Data extracted from a collection
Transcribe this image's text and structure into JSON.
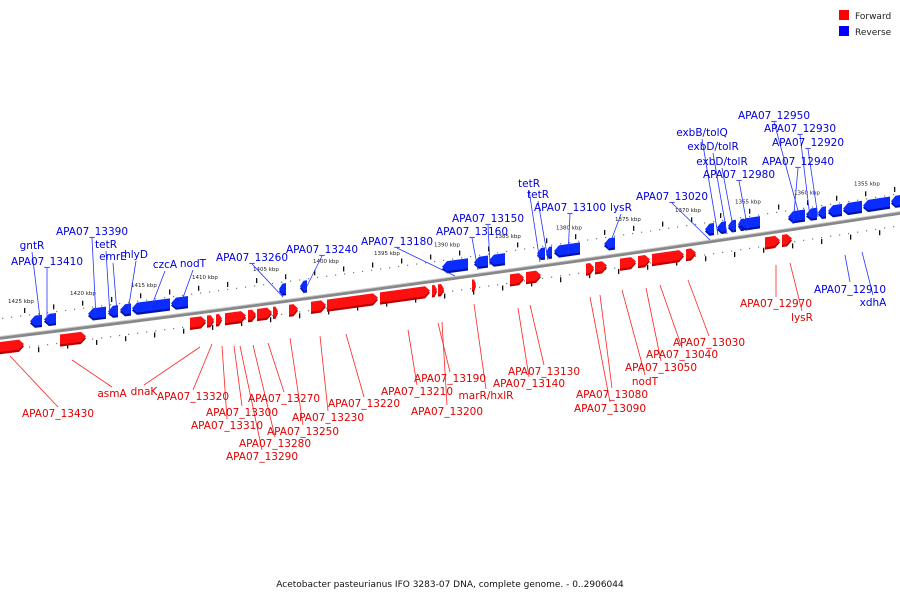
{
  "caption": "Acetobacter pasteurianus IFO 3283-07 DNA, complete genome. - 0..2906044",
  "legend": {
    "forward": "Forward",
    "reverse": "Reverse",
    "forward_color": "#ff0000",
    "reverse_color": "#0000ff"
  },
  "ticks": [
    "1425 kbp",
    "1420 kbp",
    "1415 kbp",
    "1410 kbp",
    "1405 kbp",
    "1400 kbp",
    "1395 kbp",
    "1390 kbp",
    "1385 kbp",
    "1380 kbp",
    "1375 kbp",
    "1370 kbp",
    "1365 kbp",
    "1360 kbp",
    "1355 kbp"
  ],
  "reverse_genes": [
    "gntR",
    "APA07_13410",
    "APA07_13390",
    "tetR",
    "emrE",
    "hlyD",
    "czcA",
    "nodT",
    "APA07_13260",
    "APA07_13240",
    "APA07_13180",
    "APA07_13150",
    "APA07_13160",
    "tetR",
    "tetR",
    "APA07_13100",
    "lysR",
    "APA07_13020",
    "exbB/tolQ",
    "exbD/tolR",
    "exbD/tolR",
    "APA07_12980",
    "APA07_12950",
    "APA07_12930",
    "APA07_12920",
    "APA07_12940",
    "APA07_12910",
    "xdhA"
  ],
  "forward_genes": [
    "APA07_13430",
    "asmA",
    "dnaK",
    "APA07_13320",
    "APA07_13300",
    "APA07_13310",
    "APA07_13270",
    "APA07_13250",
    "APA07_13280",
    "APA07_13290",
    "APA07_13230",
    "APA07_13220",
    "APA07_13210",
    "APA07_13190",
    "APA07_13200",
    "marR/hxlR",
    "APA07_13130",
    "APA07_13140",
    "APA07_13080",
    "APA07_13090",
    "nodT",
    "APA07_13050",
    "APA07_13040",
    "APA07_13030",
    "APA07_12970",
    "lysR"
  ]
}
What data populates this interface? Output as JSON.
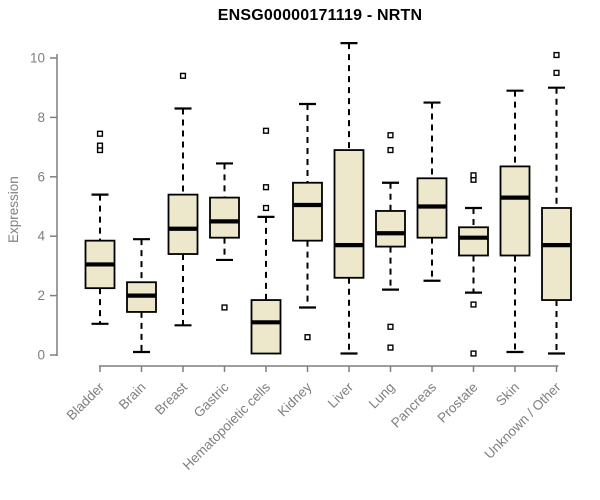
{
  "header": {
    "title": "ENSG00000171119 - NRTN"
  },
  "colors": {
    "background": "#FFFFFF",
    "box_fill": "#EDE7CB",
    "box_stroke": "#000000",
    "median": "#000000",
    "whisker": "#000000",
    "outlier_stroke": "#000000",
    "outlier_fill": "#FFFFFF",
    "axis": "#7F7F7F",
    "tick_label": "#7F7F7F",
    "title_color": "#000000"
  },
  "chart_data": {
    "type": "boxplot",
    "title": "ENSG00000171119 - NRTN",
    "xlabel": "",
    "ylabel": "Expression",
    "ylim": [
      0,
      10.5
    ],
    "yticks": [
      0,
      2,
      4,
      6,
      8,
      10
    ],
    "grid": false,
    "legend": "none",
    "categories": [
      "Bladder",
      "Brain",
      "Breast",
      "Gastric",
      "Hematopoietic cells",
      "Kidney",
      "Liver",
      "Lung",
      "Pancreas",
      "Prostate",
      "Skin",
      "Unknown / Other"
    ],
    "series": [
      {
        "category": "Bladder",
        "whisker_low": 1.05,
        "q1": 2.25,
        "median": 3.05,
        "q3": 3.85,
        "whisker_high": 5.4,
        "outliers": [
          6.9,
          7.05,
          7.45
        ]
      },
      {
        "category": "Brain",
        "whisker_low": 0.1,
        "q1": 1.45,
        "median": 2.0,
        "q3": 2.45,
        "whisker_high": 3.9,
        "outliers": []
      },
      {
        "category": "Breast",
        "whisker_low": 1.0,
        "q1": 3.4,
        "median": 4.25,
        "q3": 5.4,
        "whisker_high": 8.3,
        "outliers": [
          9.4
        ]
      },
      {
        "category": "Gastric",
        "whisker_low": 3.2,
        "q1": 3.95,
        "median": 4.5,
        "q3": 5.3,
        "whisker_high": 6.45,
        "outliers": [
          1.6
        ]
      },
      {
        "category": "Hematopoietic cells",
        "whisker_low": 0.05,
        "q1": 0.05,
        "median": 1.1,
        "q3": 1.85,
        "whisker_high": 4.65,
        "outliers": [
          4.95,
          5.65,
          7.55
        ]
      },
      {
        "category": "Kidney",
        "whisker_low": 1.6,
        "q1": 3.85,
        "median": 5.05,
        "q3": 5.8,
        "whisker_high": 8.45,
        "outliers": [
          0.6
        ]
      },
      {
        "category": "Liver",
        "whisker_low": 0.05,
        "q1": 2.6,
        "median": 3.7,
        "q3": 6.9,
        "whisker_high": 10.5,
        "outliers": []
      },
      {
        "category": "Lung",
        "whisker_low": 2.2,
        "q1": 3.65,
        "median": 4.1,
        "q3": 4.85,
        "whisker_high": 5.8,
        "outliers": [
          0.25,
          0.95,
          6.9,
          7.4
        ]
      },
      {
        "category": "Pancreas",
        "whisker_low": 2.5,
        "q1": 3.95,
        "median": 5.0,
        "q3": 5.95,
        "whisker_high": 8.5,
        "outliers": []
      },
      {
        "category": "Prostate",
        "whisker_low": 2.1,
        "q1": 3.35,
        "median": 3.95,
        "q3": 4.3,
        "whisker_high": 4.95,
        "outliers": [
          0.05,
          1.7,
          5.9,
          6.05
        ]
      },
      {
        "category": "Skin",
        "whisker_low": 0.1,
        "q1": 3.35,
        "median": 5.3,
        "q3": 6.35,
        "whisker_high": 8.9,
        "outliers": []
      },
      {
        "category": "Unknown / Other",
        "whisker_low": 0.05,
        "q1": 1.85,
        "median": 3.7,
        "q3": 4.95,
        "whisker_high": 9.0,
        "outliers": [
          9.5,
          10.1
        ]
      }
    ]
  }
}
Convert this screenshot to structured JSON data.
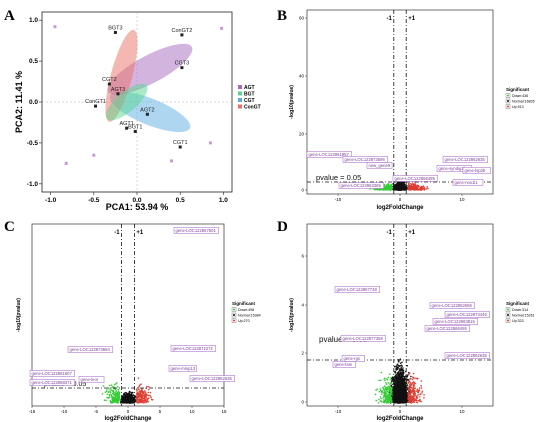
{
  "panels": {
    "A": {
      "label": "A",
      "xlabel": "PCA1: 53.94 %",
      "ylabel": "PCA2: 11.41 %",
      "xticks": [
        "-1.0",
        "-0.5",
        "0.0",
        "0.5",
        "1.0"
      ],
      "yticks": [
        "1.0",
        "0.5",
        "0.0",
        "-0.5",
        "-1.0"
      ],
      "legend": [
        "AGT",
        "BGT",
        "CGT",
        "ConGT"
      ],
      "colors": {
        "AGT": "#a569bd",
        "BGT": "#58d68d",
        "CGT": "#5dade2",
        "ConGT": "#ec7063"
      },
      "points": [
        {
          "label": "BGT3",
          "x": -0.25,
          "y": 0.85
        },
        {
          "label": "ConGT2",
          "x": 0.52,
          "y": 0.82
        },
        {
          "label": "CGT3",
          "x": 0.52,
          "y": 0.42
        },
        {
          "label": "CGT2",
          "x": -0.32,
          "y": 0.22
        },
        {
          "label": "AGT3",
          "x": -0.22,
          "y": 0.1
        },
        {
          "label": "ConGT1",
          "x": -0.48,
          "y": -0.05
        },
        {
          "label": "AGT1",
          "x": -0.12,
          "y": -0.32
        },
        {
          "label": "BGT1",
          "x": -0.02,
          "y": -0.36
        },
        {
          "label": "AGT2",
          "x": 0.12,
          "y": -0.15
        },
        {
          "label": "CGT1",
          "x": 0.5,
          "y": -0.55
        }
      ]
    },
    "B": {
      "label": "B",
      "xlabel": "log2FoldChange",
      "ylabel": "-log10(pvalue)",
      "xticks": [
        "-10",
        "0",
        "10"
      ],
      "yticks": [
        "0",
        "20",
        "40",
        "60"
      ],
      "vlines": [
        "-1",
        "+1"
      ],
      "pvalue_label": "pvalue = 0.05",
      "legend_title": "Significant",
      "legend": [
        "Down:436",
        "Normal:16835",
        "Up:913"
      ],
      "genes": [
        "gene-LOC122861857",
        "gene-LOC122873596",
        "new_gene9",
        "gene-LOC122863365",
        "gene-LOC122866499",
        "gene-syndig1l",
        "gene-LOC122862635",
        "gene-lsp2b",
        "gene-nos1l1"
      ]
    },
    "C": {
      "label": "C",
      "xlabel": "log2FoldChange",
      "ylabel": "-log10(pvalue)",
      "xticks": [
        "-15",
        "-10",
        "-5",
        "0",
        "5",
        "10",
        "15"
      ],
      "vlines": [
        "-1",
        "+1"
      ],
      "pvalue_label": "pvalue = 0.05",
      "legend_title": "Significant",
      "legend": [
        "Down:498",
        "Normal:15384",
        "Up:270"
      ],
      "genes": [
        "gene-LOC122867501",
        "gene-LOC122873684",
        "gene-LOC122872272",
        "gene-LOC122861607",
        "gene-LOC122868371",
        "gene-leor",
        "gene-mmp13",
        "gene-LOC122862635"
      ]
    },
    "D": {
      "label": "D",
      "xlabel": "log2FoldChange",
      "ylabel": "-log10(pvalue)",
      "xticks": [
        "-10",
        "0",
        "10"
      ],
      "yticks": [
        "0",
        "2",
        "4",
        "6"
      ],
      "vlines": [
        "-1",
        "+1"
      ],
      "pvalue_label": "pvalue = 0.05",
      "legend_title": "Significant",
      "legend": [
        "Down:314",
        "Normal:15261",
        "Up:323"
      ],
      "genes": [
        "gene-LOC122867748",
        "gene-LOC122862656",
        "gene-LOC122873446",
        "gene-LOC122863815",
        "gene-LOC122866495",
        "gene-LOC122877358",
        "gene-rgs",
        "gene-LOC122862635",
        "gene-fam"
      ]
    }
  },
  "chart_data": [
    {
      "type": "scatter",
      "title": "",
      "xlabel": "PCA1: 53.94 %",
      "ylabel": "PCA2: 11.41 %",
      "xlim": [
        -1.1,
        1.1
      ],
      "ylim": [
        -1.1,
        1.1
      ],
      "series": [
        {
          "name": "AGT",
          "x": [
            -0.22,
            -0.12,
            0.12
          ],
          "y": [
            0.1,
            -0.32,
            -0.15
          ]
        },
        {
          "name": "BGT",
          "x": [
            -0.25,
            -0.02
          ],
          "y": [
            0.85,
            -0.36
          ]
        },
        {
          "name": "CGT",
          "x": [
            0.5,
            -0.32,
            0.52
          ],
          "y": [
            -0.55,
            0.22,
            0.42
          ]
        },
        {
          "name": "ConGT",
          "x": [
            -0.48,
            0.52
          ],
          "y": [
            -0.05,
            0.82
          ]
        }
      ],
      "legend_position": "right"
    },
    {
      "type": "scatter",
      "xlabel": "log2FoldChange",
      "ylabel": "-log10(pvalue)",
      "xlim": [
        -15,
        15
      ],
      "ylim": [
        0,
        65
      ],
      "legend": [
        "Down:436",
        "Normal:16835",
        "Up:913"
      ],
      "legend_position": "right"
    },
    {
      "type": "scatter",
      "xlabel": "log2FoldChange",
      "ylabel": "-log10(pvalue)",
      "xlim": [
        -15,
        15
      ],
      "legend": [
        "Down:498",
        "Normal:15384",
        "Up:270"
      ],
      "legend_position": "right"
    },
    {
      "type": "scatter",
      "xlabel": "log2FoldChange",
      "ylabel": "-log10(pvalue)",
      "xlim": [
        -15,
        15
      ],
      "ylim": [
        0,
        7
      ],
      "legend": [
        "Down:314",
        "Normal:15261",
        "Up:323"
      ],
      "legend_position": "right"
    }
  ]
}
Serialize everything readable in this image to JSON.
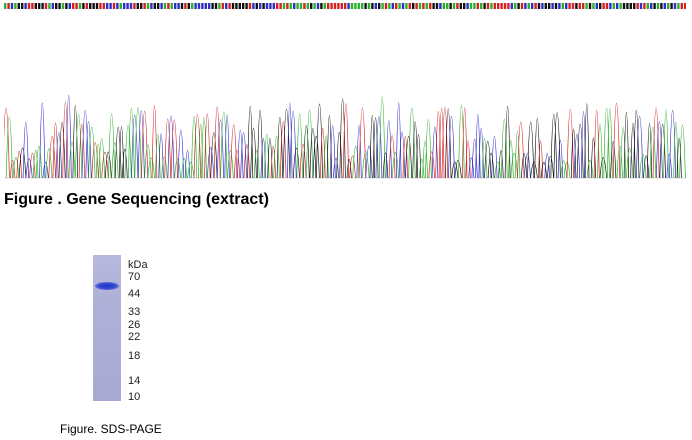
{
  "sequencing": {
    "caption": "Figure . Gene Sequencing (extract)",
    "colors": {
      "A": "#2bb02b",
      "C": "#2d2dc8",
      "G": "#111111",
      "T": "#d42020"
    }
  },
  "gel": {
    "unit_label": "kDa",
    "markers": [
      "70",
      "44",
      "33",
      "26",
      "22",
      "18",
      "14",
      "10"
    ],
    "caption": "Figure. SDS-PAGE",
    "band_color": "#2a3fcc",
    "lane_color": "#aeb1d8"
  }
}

__Task objective__.
Before answering, count every line of the records that contains "caption"; the answer is that number and nothing more.

__Output of the exercise__.
3